**EXERCISE DESCRIPTION:** Every line below that contains "tail" is to be copied.

**EXERCISE DATA:**
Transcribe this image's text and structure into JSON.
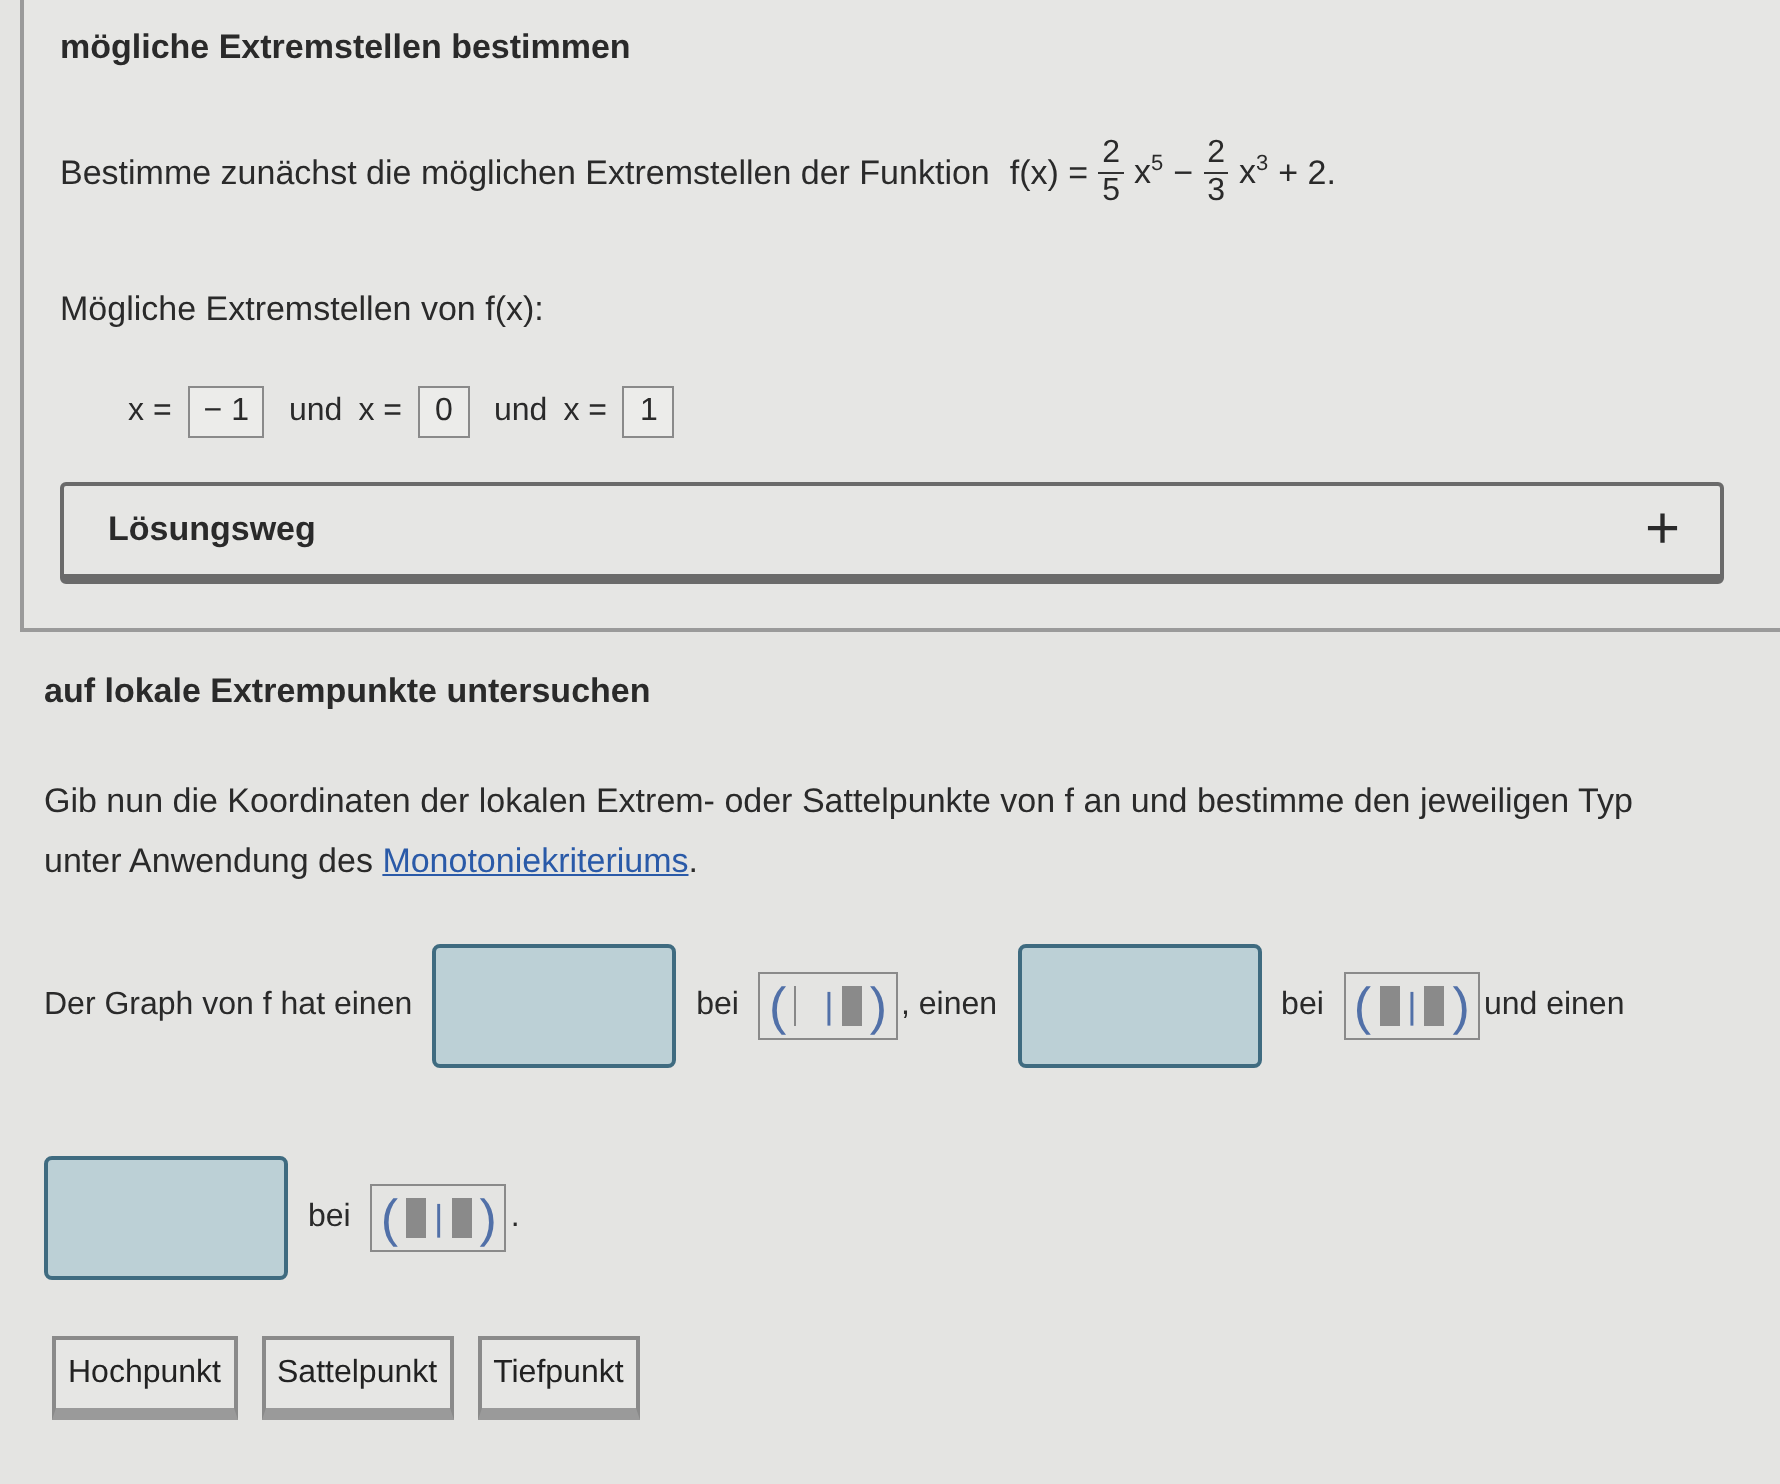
{
  "part1": {
    "title": "mögliche Extremstellen bestimmen",
    "task": "Bestimme zunächst die möglichen Extremstellen der Funktion",
    "formula": {
      "lhs": "f(x) =",
      "terms": [
        {
          "num": "2",
          "den": "5",
          "base": "x",
          "exp": "5"
        },
        {
          "sign": "−",
          "num": "2",
          "den": "3",
          "base": "x",
          "exp": "3"
        }
      ],
      "tail": "+ 2."
    },
    "roots_label": "Mögliche Extremstellen von",
    "roots_fn": "f(x):",
    "roots": [
      {
        "label": "x =",
        "value": "− 1"
      },
      {
        "joiner": "und",
        "label": "x =",
        "value": "0"
      },
      {
        "joiner": "und",
        "label": "x =",
        "value": "1"
      }
    ],
    "solution": {
      "label": "Lösungsweg",
      "toggle": "+",
      "expanded": false
    }
  },
  "part2": {
    "title": "auf lokale Extrempunkte untersuchen",
    "task": "Gib nun die Koordinaten der lokalen Extrem- oder Sattelpunkte von  f an und bestimme den jeweiligen Typ unter Anwendung des",
    "link": "Monotoniekriteriums",
    "task_end": ".",
    "sentence": [
      {
        "kind": "text",
        "text": "Der Graph von  f hat einen"
      },
      {
        "kind": "slot"
      },
      {
        "kind": "text",
        "text": "bei"
      },
      {
        "kind": "coord",
        "open": "(",
        "sep": "|",
        "close": ")",
        "tail": ", einen",
        "first_filled": false
      },
      {
        "kind": "slot"
      },
      {
        "kind": "text",
        "text": "bei"
      },
      {
        "kind": "coord",
        "open": "(",
        "sep": "|",
        "close": ")",
        "tail": "und einen",
        "first_filled": true
      },
      {
        "kind": "break"
      },
      {
        "kind": "slot"
      },
      {
        "kind": "text",
        "text": "bei"
      },
      {
        "kind": "coord",
        "open": "(",
        "sep": "|",
        "close": ")",
        "tail": ".",
        "first_filled": true
      }
    ],
    "choices": [
      "Hochpunkt",
      "Sattelpunkt",
      "Tiefpunkt"
    ]
  }
}
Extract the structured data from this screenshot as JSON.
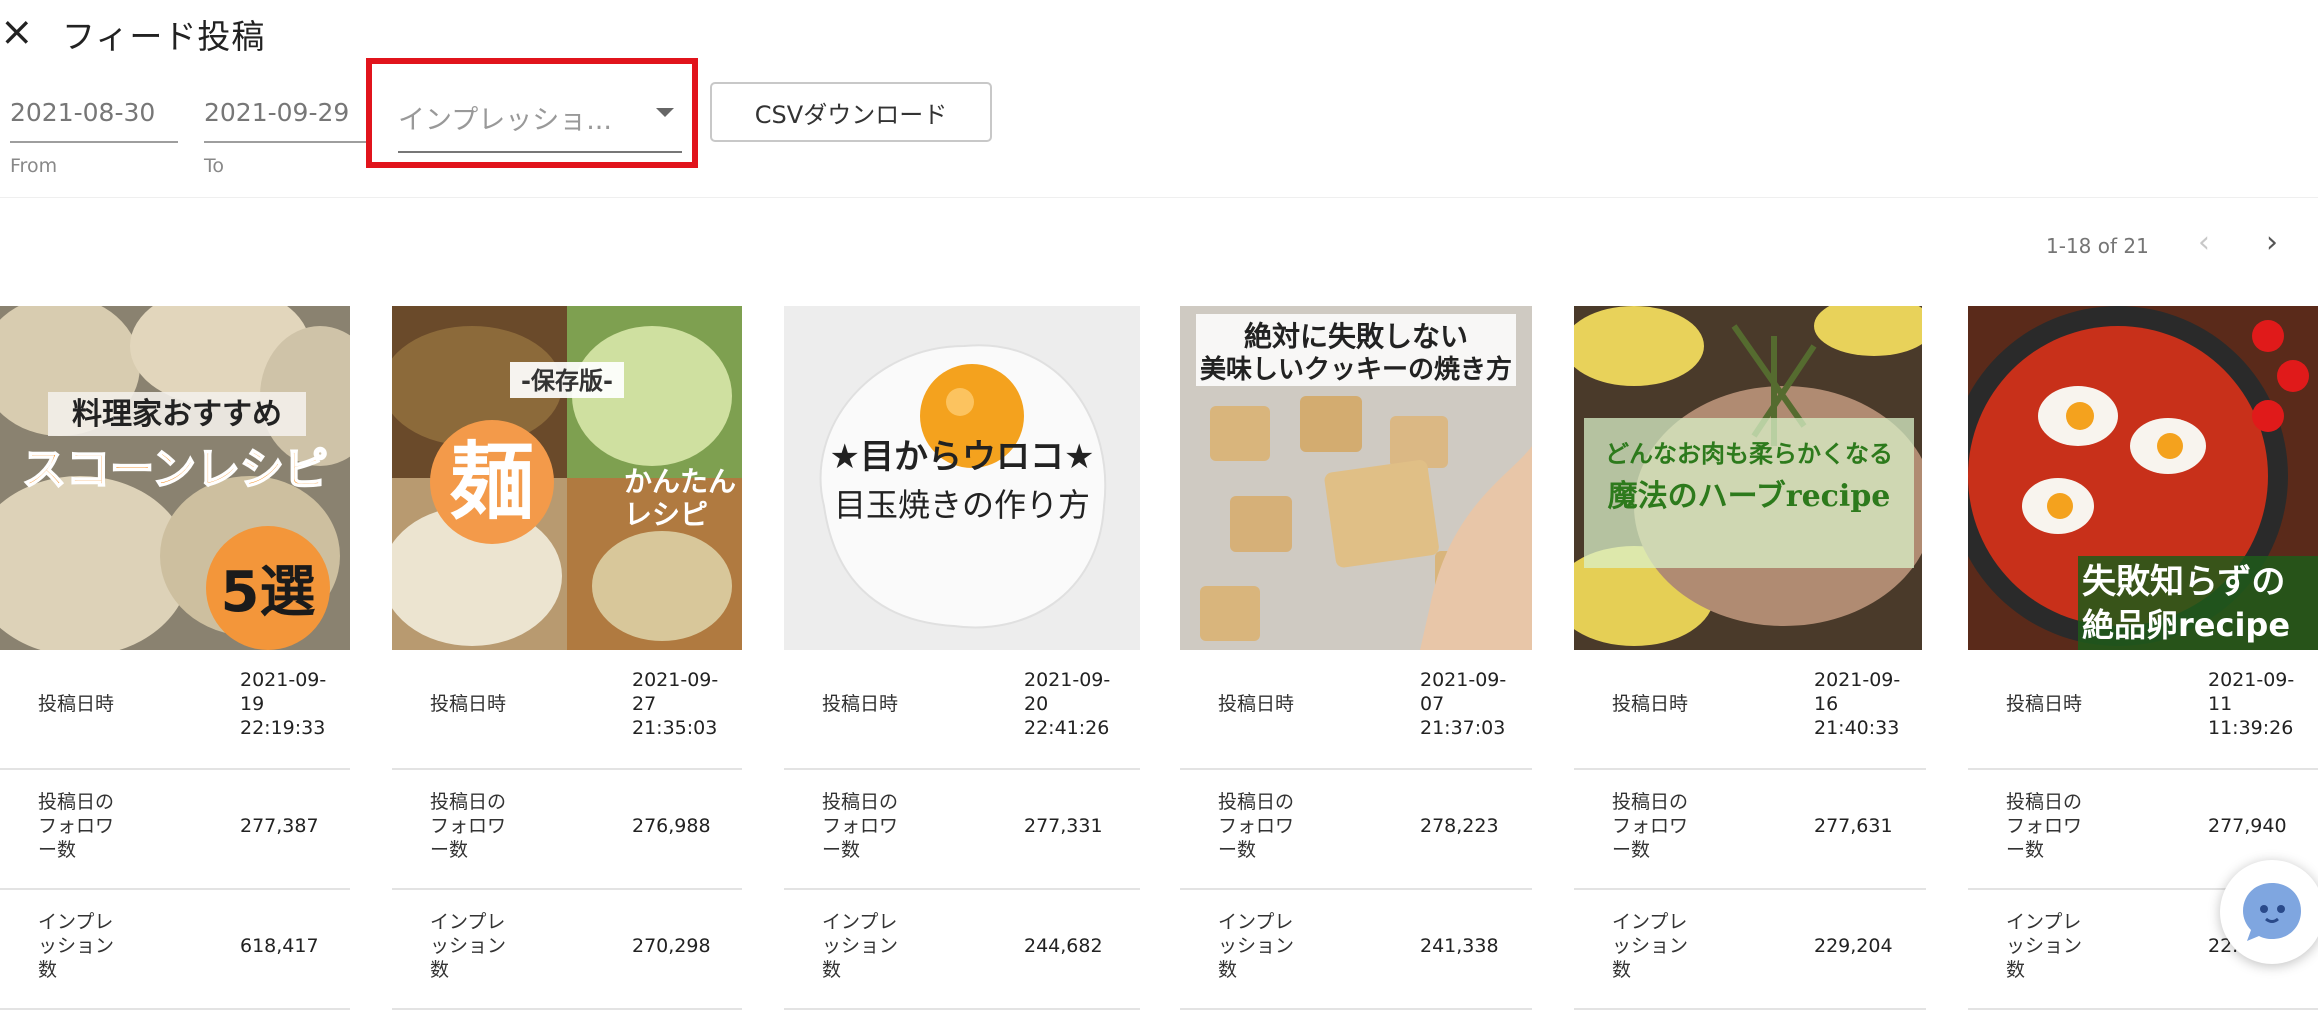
{
  "header": {
    "title": "フィード投稿",
    "close_icon": "close-icon"
  },
  "filters": {
    "from": {
      "value": "2021-08-30",
      "label": "From"
    },
    "to": {
      "value": "2021-09-29",
      "label": "To"
    },
    "metric_select": {
      "value": "インプレッショ..."
    },
    "csv_button": "CSVダウンロード",
    "highlight_color": "#e1141c"
  },
  "pagination": {
    "label": "1-18 of 21",
    "prev_icon": "chevron-left-icon",
    "next_icon": "chevron-right-icon"
  },
  "row_labels": {
    "date": "投稿日時",
    "followers": "投稿日の\nフォロワ\nー数",
    "impressions": "インプレ\nッション\n数"
  },
  "posts": [
    {
      "image_text": [
        "料理家おすすめ",
        "スコーンレシピ",
        "5選"
      ],
      "date": "2021-09-\n19\n22:19:33",
      "followers": "277,387",
      "impressions": "618,417"
    },
    {
      "image_text": [
        "-保存版-",
        "麺",
        "かんたん",
        "レシピ"
      ],
      "date": "2021-09-\n27\n21:35:03",
      "followers": "276,988",
      "impressions": "270,298"
    },
    {
      "image_text": [
        "★目からウロコ★",
        "目玉焼きの作り方"
      ],
      "date": "2021-09-\n20\n22:41:26",
      "followers": "277,331",
      "impressions": "244,682"
    },
    {
      "image_text": [
        "絶対に失敗しない",
        "美味しいクッキーの焼き方"
      ],
      "date": "2021-09-\n07\n21:37:03",
      "followers": "278,223",
      "impressions": "241,338"
    },
    {
      "image_text": [
        "どんなお肉も柔らかくなる",
        "魔法のハーブrecipe"
      ],
      "date": "2021-09-\n16\n21:40:33",
      "followers": "277,631",
      "impressions": "229,204"
    },
    {
      "image_text": [
        "失敗知らずの",
        "絶品卵recipe"
      ],
      "date": "2021-09-\n11\n11:39:26",
      "followers": "277,940",
      "impressions": "22..."
    }
  ],
  "chat_widget_icon": "chat-bot-icon"
}
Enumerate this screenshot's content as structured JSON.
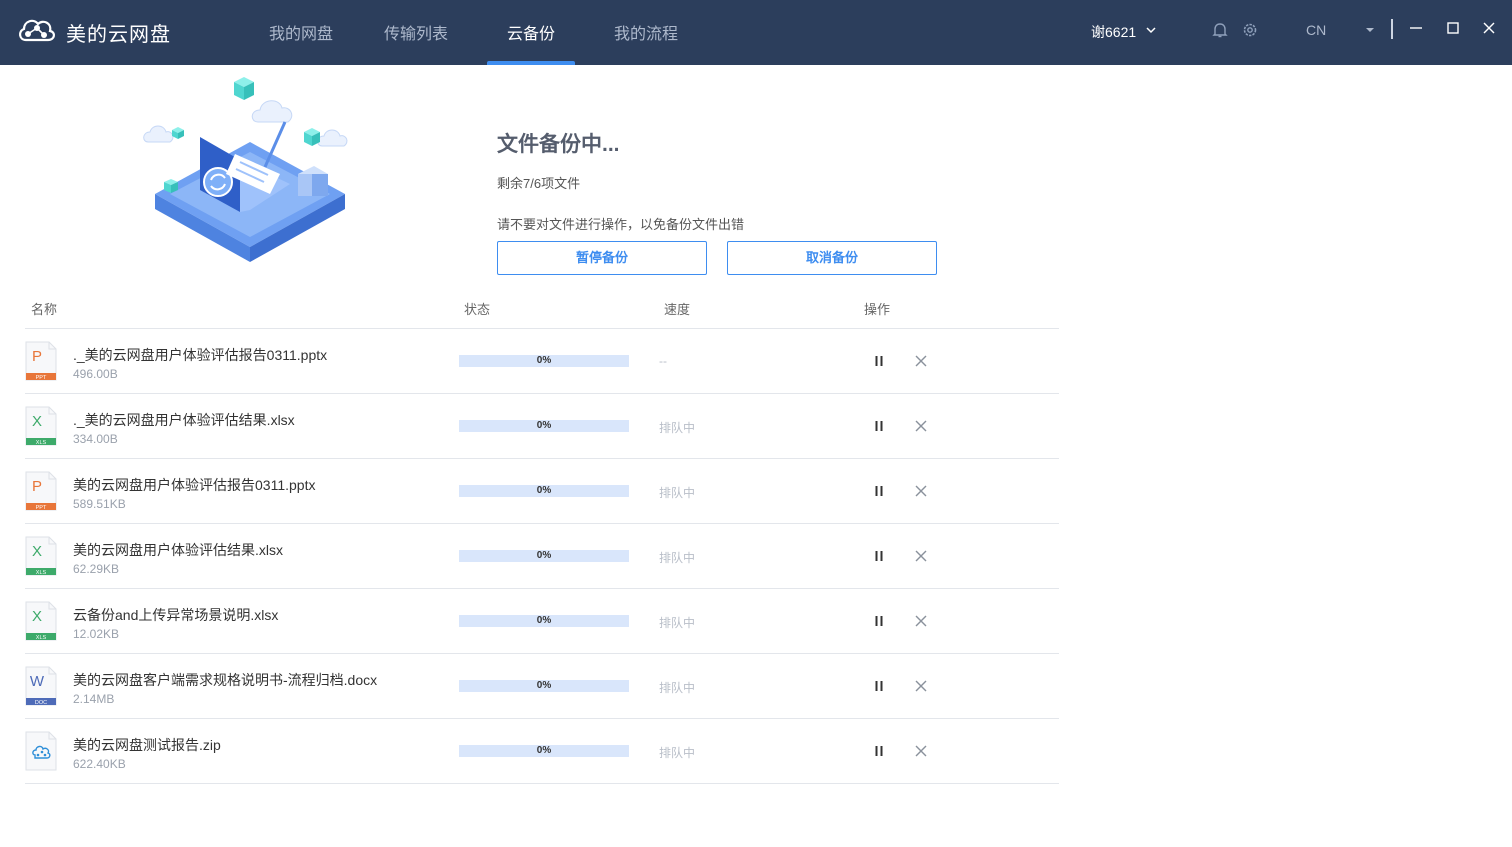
{
  "app": {
    "title": "美的云网盘"
  },
  "nav": {
    "tabs": [
      {
        "label": "我的网盘",
        "active": false
      },
      {
        "label": "传输列表",
        "active": false
      },
      {
        "label": "云备份",
        "active": true
      },
      {
        "label": "我的流程",
        "active": false
      }
    ]
  },
  "header": {
    "user": "谢6621",
    "language": "CN"
  },
  "backup": {
    "title": "文件备份中...",
    "remaining": "剩余7/6项文件",
    "warning": "请不要对文件进行操作，以免备份文件出错",
    "pause_label": "暂停备份",
    "cancel_label": "取消备份"
  },
  "table": {
    "headers": {
      "name": "名称",
      "status": "状态",
      "speed": "速度",
      "action": "操作"
    },
    "rows": [
      {
        "name": "._美的云网盘用户体验评估报告0311.pptx",
        "size": "496.00B",
        "type": "ppt",
        "type_label": "PPT",
        "letter": "P",
        "progress": 0,
        "progress_text": "0%",
        "speed": "--"
      },
      {
        "name": "._美的云网盘用户体验评估结果.xlsx",
        "size": "334.00B",
        "type": "xls",
        "type_label": "XLS",
        "letter": "X",
        "progress": 0,
        "progress_text": "0%",
        "speed": "排队中"
      },
      {
        "name": "美的云网盘用户体验评估报告0311.pptx",
        "size": "589.51KB",
        "type": "ppt",
        "type_label": "PPT",
        "letter": "P",
        "progress": 0,
        "progress_text": "0%",
        "speed": "排队中"
      },
      {
        "name": "美的云网盘用户体验评估结果.xlsx",
        "size": "62.29KB",
        "type": "xls",
        "type_label": "XLS",
        "letter": "X",
        "progress": 0,
        "progress_text": "0%",
        "speed": "排队中"
      },
      {
        "name": "云备份and上传异常场景说明.xlsx",
        "size": "12.02KB",
        "type": "xls",
        "type_label": "XLS",
        "letter": "X",
        "progress": 0,
        "progress_text": "0%",
        "speed": "排队中"
      },
      {
        "name": "美的云网盘客户端需求规格说明书-流程归档.docx",
        "size": "2.14MB",
        "type": "doc",
        "type_label": "DOC",
        "letter": "W",
        "progress": 0,
        "progress_text": "0%",
        "speed": "排队中"
      },
      {
        "name": "美的云网盘测试报告.zip",
        "size": "622.40KB",
        "type": "zip",
        "type_label": "",
        "letter": "",
        "progress": 0,
        "progress_text": "0%",
        "speed": "排队中"
      }
    ]
  },
  "colors": {
    "topbar": "#2c3e5c",
    "accent": "#3e8df0",
    "ppt": "#e8763a",
    "xls": "#3daa6a",
    "doc": "#4e6bb8",
    "zip": "#2f8fd8"
  }
}
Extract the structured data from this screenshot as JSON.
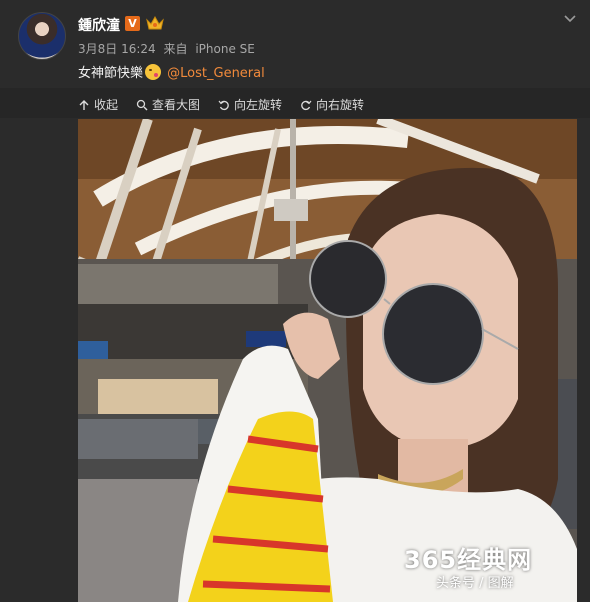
{
  "post": {
    "username": "鍾欣潼",
    "verified_badge": "V",
    "date": "3月8日 16:24",
    "source_prefix": "来自",
    "source": "iPhone SE",
    "text": "女神節快樂",
    "mention": "@Lost_General"
  },
  "toolbar": {
    "collapse": "收起",
    "view_large": "查看大图",
    "rotate_left": "向左旋转",
    "rotate_right": "向右旋转"
  },
  "watermark": {
    "main": "365经典网",
    "sub": "头条号 / 图解"
  },
  "colors": {
    "background": "#2b2b2b",
    "mention": "#f18a3b",
    "badge": "#e56a1a"
  }
}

**FINAL RESULT:**
      "tail": "+ 2."
        "tail": ", einen",
        "tail": "und einen",
        "tail": ".",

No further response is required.